[Data extracted from a collection]

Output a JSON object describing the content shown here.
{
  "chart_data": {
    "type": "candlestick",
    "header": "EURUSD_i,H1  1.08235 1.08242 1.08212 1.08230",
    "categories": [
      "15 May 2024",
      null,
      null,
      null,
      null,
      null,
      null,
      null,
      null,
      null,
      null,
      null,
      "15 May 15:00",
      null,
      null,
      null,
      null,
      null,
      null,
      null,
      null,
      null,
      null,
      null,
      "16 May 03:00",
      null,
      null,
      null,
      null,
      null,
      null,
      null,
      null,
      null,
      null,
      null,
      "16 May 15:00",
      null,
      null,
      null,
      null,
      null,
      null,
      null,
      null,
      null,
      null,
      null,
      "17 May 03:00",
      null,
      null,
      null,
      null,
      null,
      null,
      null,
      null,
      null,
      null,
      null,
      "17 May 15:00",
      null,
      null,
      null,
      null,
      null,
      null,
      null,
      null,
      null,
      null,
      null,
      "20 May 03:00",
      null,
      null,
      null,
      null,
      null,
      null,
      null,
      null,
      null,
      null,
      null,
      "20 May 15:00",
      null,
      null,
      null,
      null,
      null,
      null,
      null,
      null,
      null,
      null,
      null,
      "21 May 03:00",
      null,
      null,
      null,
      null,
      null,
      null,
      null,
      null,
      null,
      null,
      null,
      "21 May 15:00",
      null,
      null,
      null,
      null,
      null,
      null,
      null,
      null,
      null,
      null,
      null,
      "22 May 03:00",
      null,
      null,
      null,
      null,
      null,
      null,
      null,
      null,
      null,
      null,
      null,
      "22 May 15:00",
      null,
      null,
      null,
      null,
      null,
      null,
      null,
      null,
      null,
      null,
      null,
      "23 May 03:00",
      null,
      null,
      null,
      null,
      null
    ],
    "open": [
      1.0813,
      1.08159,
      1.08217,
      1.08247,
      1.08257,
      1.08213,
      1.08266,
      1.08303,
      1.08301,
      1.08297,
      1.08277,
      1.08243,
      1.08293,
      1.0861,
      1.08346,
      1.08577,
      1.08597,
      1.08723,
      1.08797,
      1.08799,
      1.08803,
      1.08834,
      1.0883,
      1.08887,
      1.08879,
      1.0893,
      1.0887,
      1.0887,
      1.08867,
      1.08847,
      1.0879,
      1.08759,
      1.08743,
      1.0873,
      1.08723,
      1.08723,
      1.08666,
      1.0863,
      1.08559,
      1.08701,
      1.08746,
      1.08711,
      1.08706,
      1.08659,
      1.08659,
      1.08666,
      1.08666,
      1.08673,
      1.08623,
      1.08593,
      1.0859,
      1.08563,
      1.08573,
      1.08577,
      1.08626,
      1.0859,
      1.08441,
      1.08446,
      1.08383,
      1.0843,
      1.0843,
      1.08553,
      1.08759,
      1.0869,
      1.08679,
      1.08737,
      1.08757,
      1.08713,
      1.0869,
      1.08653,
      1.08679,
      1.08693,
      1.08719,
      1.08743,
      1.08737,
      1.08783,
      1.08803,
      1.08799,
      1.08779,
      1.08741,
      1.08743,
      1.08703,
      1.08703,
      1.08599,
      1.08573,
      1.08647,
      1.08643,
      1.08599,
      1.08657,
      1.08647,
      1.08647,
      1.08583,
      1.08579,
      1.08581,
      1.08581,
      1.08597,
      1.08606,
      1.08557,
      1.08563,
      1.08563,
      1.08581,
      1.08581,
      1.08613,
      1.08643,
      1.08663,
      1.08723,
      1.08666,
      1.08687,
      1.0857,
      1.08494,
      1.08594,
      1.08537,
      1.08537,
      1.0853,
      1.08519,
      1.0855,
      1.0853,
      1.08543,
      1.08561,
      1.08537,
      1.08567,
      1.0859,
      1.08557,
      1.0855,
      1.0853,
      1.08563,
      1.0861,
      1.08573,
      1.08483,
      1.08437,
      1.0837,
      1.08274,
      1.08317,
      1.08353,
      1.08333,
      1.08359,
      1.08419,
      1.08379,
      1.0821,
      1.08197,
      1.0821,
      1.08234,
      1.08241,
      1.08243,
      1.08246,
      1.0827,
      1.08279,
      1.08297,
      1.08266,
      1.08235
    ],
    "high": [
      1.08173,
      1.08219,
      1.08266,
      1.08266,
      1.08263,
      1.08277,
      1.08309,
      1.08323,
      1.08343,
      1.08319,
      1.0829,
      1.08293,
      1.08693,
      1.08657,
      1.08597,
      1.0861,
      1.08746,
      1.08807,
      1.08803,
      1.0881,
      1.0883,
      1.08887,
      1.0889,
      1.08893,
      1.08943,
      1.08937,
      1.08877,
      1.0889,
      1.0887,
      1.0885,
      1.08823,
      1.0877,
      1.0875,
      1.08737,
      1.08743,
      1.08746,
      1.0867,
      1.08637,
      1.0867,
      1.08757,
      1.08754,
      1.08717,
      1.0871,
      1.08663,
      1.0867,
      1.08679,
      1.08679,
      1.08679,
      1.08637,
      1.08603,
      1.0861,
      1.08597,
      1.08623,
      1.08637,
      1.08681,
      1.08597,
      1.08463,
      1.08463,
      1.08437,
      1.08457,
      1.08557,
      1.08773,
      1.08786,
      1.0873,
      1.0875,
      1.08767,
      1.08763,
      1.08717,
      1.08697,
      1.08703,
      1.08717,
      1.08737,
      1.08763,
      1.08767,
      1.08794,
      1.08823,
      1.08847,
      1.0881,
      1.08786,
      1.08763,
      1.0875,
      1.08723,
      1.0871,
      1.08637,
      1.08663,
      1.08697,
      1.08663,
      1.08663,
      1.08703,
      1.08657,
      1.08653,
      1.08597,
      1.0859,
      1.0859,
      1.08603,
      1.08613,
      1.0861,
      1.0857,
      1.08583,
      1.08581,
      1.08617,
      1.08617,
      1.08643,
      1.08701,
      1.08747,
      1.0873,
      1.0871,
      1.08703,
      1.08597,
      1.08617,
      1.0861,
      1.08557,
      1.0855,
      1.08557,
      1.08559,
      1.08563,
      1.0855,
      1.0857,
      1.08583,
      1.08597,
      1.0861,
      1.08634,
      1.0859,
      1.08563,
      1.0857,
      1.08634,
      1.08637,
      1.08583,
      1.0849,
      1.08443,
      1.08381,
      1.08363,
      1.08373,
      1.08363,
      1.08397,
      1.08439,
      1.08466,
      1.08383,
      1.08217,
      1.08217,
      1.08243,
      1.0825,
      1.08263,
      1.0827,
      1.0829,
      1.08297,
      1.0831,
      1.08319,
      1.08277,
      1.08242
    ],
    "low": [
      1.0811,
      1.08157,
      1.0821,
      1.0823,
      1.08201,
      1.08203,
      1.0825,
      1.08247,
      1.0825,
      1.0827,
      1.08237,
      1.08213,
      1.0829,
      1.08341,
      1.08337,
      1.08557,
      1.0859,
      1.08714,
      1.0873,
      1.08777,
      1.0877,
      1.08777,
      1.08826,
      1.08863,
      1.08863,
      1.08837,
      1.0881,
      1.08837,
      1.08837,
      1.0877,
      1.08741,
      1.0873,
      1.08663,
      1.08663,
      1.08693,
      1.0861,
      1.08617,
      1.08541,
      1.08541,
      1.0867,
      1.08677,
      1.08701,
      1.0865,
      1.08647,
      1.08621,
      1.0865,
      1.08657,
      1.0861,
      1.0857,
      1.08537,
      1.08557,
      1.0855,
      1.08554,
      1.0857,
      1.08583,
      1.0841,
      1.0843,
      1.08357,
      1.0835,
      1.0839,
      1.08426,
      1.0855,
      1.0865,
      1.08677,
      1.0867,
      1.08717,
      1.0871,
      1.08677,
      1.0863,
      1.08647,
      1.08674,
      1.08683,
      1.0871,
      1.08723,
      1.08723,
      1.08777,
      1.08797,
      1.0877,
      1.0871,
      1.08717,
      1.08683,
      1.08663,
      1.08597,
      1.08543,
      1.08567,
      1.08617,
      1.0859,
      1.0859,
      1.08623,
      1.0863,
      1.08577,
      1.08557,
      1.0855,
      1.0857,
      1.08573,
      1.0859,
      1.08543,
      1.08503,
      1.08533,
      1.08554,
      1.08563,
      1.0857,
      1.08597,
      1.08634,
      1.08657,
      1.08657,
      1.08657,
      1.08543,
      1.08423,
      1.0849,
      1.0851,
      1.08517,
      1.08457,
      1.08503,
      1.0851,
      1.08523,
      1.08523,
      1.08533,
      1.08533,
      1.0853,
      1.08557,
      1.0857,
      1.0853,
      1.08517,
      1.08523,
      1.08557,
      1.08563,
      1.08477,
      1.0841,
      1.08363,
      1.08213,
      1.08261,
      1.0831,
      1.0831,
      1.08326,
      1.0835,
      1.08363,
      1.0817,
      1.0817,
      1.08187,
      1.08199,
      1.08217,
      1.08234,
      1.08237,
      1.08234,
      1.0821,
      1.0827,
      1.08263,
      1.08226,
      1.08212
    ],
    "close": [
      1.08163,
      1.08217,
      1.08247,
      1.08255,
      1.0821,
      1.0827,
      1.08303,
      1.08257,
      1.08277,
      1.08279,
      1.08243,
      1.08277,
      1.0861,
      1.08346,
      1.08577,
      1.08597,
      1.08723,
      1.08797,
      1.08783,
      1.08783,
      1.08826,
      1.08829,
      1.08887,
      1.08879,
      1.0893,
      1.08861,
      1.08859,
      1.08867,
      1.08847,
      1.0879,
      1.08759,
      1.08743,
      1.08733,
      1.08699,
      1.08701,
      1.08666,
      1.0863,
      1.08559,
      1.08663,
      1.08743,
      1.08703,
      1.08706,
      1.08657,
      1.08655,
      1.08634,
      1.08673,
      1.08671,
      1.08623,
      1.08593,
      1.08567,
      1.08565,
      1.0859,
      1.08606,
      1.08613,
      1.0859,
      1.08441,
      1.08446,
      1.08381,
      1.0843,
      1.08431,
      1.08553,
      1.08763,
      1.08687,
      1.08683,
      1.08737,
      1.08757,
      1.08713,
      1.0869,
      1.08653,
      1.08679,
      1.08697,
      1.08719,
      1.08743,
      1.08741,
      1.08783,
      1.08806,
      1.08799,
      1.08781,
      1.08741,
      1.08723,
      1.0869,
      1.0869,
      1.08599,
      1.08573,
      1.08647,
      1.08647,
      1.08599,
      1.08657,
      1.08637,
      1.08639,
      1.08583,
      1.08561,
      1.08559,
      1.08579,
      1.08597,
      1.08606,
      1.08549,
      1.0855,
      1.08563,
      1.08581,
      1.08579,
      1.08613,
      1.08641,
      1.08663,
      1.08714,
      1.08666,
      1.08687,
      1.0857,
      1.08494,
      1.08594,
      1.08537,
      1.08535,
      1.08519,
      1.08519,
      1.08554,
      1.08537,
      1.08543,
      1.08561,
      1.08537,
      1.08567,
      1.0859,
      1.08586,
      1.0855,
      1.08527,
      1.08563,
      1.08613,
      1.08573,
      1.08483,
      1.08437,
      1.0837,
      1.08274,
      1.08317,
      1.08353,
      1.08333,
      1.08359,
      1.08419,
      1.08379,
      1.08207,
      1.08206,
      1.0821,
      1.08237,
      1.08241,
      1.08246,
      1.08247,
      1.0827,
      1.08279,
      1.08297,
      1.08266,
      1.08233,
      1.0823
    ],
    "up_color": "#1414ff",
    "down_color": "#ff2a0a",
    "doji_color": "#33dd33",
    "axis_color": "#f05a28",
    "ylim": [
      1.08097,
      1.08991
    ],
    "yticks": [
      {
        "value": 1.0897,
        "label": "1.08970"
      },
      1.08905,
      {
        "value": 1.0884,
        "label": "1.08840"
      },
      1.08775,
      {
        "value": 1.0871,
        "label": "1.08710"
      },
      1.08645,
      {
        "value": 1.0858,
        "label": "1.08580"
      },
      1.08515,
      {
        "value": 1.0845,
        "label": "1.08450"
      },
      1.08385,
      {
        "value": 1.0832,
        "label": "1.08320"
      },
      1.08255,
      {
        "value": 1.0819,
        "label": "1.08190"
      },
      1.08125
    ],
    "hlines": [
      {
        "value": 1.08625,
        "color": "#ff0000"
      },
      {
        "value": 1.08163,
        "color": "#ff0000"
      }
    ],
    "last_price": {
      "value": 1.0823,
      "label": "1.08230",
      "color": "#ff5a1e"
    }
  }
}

WHAT YOU HAVE TO DO:
Pick out lines containing the word "value", each one as written.

FINAL RESULT:
        "value": 1.0897,
        "value": 1.0884,
        "value": 1.0871,
        "value": 1.0858,
        "value": 1.0845,
        "value": 1.0832,
        "value": 1.0819,
        "value": 1.08625,
        "value": 1.08163,
      "value": 1.0823,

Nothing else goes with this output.